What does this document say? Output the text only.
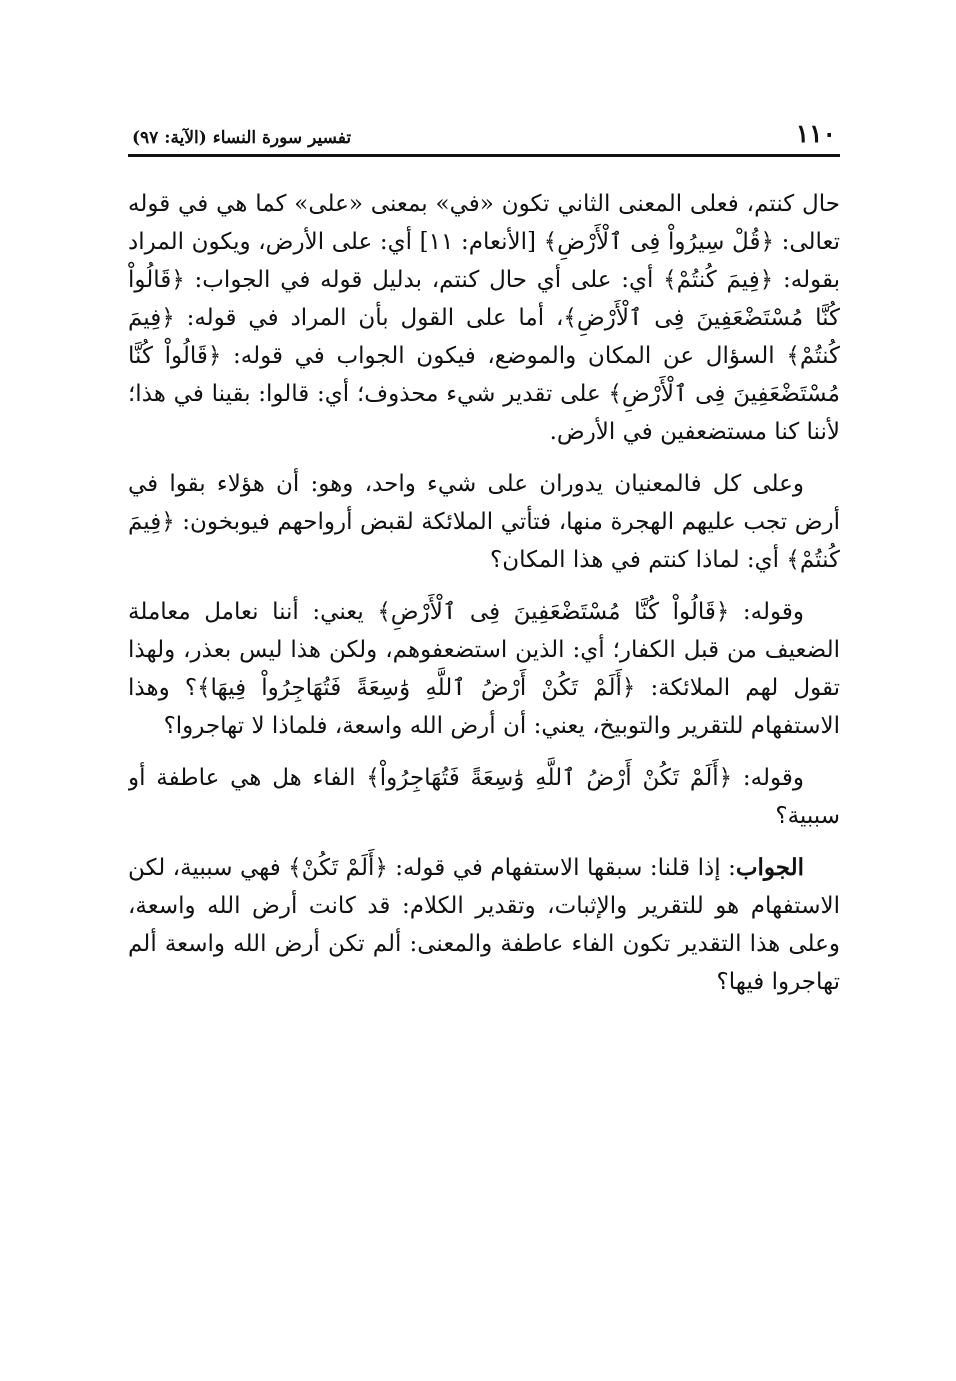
١١٠
تفسير سورة النساء (الآية: ٩٧)

حال كنتم، فعلى المعنى الثاني تكون «في» بمعنى «على» كما هي في قوله تعالى: ﴿قُلْ سِيرُواْ فِى ٱلْأَرْضِ﴾ [الأنعام: ١١] أي: على الأرض، ويكون المراد بقوله: ﴿فِيمَ كُنتُمْ﴾ أي: على أي حال كنتم، بدليل قوله في الجواب: ﴿قَالُواْ كُنَّا مُسْتَضْعَفِينَ فِى ٱلْأَرْضِ﴾، أما على القول بأن المراد في قوله: ﴿فِيمَ كُنتُمْ﴾ السؤال عن المكان والموضع، فيكون الجواب في قوله: ﴿قَالُواْ كُنَّا مُسْتَضْعَفِينَ فِى ٱلْأَرْضِ﴾ على تقدير شيء محذوف؛ أي: قالوا: بقينا في هذا؛ لأننا كنا مستضعفين في الأرض.

وعلى كل فالمعنيان يدوران على شيء واحد، وهو: أن هؤلاء بقوا في أرض تجب عليهم الهجرة منها، فتأتي الملائكة لقبض أرواحهم فيوبخون: ﴿فِيمَ كُنتُمْ﴾ أي: لماذا كنتم في هذا المكان؟

وقوله: ﴿قَالُواْ كُنَّا مُسْتَضْعَفِينَ فِى ٱلْأَرْضِ﴾ يعني: أننا نعامل معاملة الضعيف من قبل الكفار؛ أي: الذين استضعفوهم، ولكن هذا ليس بعذر، ولهذا تقول لهم الملائكة: ﴿أَلَمْ تَكُنْ أَرْضُ ٱللَّهِ وَٰسِعَةً فَتُهَاجِرُواْ فِيهَا﴾؟ وهذا الاستفهام للتقرير والتوبيخ، يعني: أن أرض الله واسعة، فلماذا لا تهاجروا؟

وقوله: ﴿أَلَمْ تَكُنْ أَرْضُ ٱللَّهِ وَٰسِعَةً فَتُهَاجِرُواْ﴾ الفاء هل هي عاطفة أو سببية؟

الجواب: إذا قلنا: سبقها الاستفهام في قوله: ﴿أَلَمْ تَكُنْ﴾ فهي سببية، لكن الاستفهام هو للتقرير والإثبات، وتقدير الكلام: قد كانت أرض الله واسعة، وعلى هذا التقدير تكون الفاء عاطفة والمعنى: ألم تكن أرض الله واسعة ألم تهاجروا فيها؟
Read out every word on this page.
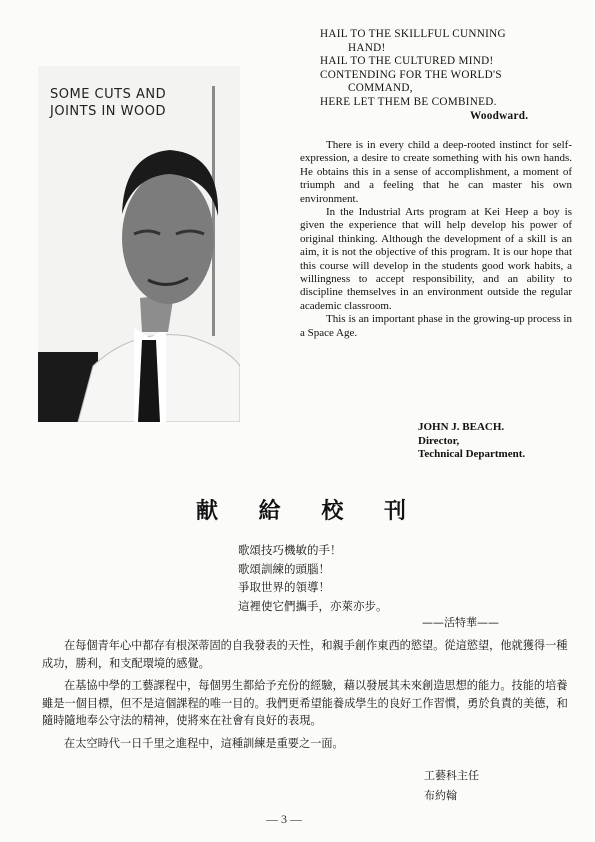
SOME CUTS AND
JOINTS IN WOOD
HAIL TO THE SKILLFUL CUNNING
HAND!
HAIL TO THE CULTURED MIND!
CONTENDING FOR THE WORLD'S
COMMAND,
HERE LET THEM BE COMBINED.
Woodward.

There is in every child a deep-rooted instinct for self-expression, a desire to create something with his own hands. He obtains this in a sense of accomplishment, a moment of triumph and a feeling that he can master his own environment.

In the Industrial Arts program at Kei Heep a boy is given the experience that will help develop his power of original thinking. Although the development of a skill is an aim, it is not the objective of this program. It is our hope that this course will develop in the students good work habits, a willingness to accept responsibility, and an ability to discipline themselves in an environment outside the regular academic classroom.

This is an important phase in the growing-up process in a Space Age.

JOHN J. BEACH.
Director,
Technical Department.
献 給 校 刊
歌頌技巧機敏的手！
歌頌訓練的頭腦！
爭取世界的領導！
這裡使它們攜手，亦萊亦步。
——活特華——

在每個青年心中都存有根深蒂固的自我發表的天性，和親手創作東西的慾望。從這慾望，他就獲得一種成功，勝利，和支配環境的感覺。

在基協中學的工藝課程中，每個男生都給予充份的經驗，藉以發展其未來創造思想的能力。技能的培養雖是一個目標，但不是這個課程的唯一目的。我們更希望能養成學生的良好工作習慣，勇於負責的美德，和隨時隨地奉公守法的精神，使將來在社會有良好的表現。

在太空時代一日千里之進程中，這種訓練是重要之一面。

工藝科主任
布約翰
— 3 —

> _WHAT TO WORK ON_
With the pictures omitted, reproduce the records in full and exactly.

> _OUTPUT FOR THIS EXERCISE_
What does this document say? Output the text only.
١١٠
تفسير سورة النساء (الآية: ٩٧)

حال كنتم، فعلى المعنى الثاني تكون «في» بمعنى «على» كما هي في قوله تعالى: ﴿قُلْ سِيرُواْ فِى ٱلْأَرْضِ﴾ [الأنعام: ١١] أي: على الأرض، ويكون المراد بقوله: ﴿فِيمَ كُنتُمْ﴾ أي: على أي حال كنتم، بدليل قوله في الجواب: ﴿قَالُواْ كُنَّا مُسْتَضْعَفِينَ فِى ٱلْأَرْضِ﴾، أما على القول بأن المراد في قوله: ﴿فِيمَ كُنتُمْ﴾ السؤال عن المكان والموضع، فيكون الجواب في قوله: ﴿قَالُواْ كُنَّا مُسْتَضْعَفِينَ فِى ٱلْأَرْضِ﴾ على تقدير شيء محذوف؛ أي: قالوا: بقينا في هذا؛ لأننا كنا مستضعفين في الأرض.

وعلى كل فالمعنيان يدوران على شيء واحد، وهو: أن هؤلاء بقوا في أرض تجب عليهم الهجرة منها، فتأتي الملائكة لقبض أرواحهم فيوبخون: ﴿فِيمَ كُنتُمْ﴾ أي: لماذا كنتم في هذا المكان؟

وقوله: ﴿قَالُواْ كُنَّا مُسْتَضْعَفِينَ فِى ٱلْأَرْضِ﴾ يعني: أننا نعامل معاملة الضعيف من قبل الكفار؛ أي: الذين استضعفوهم، ولكن هذا ليس بعذر، ولهذا تقول لهم الملائكة: ﴿أَلَمْ تَكُنْ أَرْضُ ٱللَّهِ وَٰسِعَةً فَتُهَاجِرُواْ فِيهَا﴾؟ وهذا الاستفهام للتقرير والتوبيخ، يعني: أن أرض الله واسعة، فلماذا لا تهاجروا؟

وقوله: ﴿أَلَمْ تَكُنْ أَرْضُ ٱللَّهِ وَٰسِعَةً فَتُهَاجِرُواْ﴾ الفاء هل هي عاطفة أو سببية؟

الجواب: إذا قلنا: سبقها الاستفهام في قوله: ﴿أَلَمْ تَكُنْ﴾ فهي سببية، لكن الاستفهام هو للتقرير والإثبات، وتقدير الكلام: قد كانت أرض الله واسعة، وعلى هذا التقدير تكون الفاء عاطفة والمعنى: ألم تكن أرض الله واسعة ألم تهاجروا فيها؟
Read out every word on this page.
SOME CUTS AND
JOINTS IN WOOD
HAIL TO THE SKILLFUL CUNNING
HAND!
HAIL TO THE CULTURED MIND!
CONTENDING FOR THE WORLD'S
COMMAND,
HERE LET THEM BE COMBINED.
Woodward.

There is in every child a deep-rooted instinct for self-expression, a desire to create something with his own hands. He obtains this in a sense of accomplishment, a moment of triumph and a feeling that he can master his own environment.

In the Industrial Arts program at Kei Heep a boy is given the experience that will help develop his power of original thinking. Although the development of a skill is an aim, it is not the objective of this program. It is our hope that this course will develop in the students good work habits, a willingness to accept responsibility, and an ability to discipline themselves in an environment outside the regular academic classroom.

This is an important phase in the growing-up process in a Space Age.

JOHN J. BEACH.
Director,
Technical Department.
献 給 校 刊
歌頌技巧機敏的手！
歌頌訓練的頭腦！
爭取世界的領導！
這裡使它們攜手，亦萊亦步。
——活特華——

在每個青年心中都存有根深蒂固的自我發表的天性，和親手創作東西的慾望。從這慾望，他就獲得一種成功，勝利，和支配環境的感覺。

在基協中學的工藝課程中，每個男生都給予充份的經驗，藉以發展其未來創造思想的能力。技能的培養雖是一個目標，但不是這個課程的唯一目的。我們更希望能養成學生的良好工作習慣，勇於負責的美德，和隨時隨地奉公守法的精神，使將來在社會有良好的表現。

在太空時代一日千里之進程中，這種訓練是重要之一面。

工藝科主任
布約翰
— 3 —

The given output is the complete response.